# [Work required]
Copy every line in the records below that contains the word "Howard".

# [Task material]

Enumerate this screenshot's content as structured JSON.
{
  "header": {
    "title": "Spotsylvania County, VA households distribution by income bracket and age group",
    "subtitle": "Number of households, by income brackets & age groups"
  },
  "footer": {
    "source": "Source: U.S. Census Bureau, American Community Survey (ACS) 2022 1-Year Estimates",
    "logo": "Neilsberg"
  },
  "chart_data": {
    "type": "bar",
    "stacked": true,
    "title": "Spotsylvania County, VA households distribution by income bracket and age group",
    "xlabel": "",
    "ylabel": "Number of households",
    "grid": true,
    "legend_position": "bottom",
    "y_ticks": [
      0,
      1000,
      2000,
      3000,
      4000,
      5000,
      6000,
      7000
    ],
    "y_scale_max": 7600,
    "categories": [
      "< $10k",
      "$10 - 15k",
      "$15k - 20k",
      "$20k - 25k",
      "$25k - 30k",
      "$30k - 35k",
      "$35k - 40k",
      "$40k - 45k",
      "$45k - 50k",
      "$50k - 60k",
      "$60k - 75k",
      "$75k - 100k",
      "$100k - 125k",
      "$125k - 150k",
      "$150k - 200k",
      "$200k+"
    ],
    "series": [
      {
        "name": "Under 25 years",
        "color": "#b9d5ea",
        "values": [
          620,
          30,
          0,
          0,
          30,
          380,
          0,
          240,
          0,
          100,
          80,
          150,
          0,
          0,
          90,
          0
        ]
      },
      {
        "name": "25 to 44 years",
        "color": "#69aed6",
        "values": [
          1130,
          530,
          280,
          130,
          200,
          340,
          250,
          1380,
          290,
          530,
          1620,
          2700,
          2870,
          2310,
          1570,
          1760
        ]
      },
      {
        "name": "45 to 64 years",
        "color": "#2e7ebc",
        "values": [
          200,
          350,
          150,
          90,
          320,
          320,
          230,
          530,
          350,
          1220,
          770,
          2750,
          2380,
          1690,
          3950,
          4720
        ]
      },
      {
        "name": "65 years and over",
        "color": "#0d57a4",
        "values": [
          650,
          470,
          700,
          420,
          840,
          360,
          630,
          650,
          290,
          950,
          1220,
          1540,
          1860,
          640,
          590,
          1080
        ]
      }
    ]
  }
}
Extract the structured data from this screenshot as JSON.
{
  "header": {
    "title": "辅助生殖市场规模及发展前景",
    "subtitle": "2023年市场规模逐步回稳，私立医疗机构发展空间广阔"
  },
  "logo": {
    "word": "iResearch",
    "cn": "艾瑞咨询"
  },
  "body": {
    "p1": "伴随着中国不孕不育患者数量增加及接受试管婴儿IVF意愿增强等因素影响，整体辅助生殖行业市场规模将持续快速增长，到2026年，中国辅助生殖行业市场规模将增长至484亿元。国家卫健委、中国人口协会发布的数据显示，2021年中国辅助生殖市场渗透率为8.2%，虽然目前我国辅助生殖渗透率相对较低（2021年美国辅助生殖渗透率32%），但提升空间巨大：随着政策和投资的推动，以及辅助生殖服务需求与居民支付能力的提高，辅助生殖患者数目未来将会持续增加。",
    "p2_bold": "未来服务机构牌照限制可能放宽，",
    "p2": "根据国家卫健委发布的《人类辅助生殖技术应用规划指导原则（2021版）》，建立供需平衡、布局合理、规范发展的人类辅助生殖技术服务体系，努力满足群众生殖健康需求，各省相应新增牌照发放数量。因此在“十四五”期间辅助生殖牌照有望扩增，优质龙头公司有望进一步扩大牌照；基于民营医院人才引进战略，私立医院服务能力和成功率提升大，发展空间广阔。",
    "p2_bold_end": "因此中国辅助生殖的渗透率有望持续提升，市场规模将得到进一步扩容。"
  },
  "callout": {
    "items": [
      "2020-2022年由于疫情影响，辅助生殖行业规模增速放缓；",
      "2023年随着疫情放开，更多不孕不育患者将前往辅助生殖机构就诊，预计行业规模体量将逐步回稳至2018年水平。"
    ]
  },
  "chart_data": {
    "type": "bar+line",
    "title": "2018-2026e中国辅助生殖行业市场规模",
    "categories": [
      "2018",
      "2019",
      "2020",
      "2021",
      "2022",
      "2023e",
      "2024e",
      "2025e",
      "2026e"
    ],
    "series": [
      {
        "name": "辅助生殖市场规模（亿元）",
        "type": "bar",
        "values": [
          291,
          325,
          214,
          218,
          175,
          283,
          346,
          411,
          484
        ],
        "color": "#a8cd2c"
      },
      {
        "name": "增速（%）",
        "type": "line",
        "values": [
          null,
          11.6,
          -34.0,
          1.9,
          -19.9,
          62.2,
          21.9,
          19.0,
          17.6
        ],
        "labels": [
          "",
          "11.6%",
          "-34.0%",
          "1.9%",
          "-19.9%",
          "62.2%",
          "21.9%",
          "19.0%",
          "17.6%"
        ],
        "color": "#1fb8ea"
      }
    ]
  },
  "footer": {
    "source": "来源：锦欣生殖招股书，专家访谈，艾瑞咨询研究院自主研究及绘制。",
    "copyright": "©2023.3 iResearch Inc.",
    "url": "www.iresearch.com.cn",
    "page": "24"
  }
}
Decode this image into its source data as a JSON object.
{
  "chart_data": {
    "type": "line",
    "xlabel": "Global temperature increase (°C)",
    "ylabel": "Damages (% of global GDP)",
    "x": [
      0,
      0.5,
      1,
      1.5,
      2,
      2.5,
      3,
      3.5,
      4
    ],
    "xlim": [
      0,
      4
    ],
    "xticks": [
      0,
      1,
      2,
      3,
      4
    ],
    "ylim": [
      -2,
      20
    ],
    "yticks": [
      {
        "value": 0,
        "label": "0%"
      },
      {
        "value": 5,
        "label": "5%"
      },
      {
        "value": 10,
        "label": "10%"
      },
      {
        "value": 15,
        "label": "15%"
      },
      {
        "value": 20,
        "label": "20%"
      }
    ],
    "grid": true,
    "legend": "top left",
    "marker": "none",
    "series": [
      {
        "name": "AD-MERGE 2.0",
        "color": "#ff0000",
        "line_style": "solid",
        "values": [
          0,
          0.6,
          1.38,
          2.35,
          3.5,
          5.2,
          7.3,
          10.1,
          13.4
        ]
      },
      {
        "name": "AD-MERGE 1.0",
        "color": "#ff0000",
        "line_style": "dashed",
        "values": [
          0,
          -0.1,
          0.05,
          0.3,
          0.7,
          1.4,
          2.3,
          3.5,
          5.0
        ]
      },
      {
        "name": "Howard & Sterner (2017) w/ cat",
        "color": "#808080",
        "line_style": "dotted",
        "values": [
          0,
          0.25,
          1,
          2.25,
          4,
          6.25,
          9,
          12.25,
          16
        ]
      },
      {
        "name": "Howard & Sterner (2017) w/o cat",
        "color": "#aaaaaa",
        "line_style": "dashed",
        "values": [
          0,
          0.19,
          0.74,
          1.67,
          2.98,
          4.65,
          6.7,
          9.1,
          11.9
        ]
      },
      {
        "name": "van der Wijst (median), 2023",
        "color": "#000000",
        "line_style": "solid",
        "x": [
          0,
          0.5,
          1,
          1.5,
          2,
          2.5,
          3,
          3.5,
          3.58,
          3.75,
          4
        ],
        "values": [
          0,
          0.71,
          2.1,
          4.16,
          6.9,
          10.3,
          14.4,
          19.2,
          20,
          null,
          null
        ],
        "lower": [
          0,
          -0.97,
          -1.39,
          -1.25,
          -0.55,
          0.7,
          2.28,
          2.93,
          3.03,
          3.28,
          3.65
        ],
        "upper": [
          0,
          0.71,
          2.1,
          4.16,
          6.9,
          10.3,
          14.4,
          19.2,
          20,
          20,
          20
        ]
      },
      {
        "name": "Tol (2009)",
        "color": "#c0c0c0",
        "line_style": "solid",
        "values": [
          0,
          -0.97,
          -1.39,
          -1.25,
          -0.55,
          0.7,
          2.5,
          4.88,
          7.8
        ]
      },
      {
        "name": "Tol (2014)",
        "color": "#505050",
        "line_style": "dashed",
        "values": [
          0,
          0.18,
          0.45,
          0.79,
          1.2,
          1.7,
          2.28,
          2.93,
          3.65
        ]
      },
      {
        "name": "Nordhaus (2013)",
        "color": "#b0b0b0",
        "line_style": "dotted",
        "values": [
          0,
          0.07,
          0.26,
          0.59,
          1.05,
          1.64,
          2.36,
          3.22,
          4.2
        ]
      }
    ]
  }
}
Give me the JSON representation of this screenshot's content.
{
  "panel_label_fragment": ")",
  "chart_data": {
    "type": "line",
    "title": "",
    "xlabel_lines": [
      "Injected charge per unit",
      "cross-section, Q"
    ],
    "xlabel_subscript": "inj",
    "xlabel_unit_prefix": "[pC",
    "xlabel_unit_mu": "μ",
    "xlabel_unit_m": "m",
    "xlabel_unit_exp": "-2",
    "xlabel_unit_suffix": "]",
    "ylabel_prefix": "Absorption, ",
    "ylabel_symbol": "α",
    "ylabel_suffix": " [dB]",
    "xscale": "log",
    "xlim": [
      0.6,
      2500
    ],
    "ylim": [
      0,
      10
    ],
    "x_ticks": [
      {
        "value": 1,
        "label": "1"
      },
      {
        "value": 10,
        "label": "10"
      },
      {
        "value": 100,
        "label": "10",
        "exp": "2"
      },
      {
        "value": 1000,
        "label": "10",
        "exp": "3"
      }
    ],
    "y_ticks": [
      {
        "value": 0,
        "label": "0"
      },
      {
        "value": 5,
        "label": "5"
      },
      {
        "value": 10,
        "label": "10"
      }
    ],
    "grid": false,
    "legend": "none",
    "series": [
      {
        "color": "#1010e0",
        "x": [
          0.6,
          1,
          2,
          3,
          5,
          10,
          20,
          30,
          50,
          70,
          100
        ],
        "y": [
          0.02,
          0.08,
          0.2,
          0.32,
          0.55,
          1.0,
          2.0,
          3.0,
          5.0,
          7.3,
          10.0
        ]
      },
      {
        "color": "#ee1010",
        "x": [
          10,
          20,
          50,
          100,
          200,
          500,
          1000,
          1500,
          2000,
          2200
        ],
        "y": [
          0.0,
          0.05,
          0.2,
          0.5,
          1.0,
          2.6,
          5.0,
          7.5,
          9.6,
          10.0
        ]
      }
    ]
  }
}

# [Response to this task]
        "name": "Howard & Sterner (2017) w/ cat",
        "name": "Howard & Sterner (2017) w/o cat",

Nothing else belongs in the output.